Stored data
-- begin --

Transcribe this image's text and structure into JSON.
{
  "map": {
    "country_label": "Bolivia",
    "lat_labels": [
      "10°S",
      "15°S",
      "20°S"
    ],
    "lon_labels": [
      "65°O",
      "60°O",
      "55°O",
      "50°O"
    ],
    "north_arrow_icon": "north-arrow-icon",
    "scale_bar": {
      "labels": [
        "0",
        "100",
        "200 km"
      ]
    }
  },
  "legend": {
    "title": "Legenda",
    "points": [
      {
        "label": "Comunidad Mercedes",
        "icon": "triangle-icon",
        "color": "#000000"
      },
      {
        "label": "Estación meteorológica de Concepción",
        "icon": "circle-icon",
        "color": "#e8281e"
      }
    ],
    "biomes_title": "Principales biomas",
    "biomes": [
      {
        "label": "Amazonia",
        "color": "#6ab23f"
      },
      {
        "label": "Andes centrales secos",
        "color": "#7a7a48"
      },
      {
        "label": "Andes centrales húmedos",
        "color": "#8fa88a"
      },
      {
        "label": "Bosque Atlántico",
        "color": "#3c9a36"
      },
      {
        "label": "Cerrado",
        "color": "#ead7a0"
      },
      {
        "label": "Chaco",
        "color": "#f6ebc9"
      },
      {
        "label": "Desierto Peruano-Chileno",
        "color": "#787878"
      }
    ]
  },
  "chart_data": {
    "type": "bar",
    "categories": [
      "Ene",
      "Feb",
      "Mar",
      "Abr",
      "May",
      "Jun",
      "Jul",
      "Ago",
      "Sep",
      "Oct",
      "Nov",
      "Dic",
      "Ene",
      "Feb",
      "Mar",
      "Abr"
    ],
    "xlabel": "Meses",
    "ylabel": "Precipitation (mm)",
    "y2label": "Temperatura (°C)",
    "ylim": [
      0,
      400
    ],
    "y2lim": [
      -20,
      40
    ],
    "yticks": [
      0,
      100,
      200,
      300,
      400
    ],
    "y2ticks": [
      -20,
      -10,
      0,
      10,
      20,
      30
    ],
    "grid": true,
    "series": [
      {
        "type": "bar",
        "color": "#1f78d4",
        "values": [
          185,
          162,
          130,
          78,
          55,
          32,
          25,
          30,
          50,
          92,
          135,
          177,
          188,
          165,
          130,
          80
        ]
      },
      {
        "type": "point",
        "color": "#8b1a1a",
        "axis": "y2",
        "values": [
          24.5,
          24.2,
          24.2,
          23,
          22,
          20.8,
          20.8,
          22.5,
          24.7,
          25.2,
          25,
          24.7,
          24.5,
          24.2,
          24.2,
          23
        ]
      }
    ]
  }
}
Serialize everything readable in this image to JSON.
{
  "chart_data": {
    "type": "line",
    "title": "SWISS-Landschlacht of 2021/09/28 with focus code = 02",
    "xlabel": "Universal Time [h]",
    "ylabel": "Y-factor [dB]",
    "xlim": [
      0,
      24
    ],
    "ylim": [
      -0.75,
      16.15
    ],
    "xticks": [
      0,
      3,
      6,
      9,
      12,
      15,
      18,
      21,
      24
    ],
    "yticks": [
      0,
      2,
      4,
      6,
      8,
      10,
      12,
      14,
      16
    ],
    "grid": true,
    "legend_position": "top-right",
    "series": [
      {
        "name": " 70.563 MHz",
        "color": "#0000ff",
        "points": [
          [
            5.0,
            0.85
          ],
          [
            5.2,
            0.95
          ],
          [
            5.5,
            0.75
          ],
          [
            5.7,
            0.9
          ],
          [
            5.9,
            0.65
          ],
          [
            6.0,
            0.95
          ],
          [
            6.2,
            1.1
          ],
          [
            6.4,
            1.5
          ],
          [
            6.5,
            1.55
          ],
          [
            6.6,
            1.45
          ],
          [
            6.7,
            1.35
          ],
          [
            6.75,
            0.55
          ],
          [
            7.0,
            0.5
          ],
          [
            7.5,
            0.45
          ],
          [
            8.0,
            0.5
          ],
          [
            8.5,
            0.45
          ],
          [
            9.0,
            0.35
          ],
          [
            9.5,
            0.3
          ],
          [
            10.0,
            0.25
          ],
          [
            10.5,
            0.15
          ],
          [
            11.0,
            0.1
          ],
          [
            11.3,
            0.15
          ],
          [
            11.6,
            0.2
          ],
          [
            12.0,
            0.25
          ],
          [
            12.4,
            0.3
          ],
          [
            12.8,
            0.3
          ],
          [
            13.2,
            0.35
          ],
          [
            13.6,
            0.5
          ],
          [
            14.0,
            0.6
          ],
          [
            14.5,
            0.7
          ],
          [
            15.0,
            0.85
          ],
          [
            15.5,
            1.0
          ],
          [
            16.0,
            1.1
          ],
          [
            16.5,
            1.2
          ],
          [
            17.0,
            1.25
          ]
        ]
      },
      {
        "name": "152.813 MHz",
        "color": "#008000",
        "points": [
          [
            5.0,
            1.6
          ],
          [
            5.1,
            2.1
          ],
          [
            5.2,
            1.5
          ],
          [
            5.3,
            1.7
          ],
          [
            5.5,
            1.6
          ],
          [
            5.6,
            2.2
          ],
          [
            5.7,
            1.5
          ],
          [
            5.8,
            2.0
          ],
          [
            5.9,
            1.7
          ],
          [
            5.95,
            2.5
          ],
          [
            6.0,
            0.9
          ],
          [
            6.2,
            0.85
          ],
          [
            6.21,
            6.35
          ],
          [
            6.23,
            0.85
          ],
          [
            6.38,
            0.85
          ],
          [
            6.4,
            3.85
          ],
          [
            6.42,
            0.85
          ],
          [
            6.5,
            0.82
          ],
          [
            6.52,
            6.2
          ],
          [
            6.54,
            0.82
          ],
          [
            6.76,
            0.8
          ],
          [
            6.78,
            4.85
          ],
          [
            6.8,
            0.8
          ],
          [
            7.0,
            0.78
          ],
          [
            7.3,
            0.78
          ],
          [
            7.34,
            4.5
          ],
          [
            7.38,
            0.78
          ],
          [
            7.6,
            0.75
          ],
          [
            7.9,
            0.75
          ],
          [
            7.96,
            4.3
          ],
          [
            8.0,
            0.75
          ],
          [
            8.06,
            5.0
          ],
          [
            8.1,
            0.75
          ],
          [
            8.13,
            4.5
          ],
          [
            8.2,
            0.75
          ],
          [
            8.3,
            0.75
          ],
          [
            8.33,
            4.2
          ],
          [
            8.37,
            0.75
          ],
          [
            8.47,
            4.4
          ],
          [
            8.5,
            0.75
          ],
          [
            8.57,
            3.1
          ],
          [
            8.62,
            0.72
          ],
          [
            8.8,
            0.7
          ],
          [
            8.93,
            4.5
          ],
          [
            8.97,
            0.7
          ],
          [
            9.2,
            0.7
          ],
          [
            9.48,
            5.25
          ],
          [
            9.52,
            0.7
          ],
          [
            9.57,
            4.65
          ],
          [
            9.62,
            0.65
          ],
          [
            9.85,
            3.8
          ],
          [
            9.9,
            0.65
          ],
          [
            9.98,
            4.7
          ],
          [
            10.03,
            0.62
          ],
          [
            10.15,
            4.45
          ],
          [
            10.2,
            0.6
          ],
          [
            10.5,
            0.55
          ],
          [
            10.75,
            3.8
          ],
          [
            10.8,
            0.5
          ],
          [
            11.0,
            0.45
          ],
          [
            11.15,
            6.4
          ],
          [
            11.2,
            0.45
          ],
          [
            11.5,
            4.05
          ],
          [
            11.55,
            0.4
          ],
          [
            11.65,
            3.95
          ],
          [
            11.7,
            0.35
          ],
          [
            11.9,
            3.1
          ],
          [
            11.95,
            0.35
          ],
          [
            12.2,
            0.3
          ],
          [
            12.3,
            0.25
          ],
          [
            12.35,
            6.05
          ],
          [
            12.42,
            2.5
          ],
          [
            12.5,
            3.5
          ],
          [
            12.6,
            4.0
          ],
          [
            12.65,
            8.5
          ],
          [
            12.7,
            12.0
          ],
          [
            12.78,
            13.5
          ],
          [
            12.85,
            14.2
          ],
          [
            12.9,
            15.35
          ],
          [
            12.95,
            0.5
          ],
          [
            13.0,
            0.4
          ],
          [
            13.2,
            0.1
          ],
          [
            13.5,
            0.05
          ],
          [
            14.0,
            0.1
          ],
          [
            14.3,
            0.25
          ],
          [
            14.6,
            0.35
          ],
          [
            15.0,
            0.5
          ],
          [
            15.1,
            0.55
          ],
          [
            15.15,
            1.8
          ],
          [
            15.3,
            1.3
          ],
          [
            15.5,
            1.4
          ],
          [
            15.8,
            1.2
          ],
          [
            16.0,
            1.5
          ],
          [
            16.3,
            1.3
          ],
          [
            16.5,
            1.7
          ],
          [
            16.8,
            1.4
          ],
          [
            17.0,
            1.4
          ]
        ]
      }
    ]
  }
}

-- end --

▶ _WRITTEN REQUEST_:
State how many lines of the records above contain the word "centrales", and give only that number.

▶ _EXERCISE SOLUTION_:
2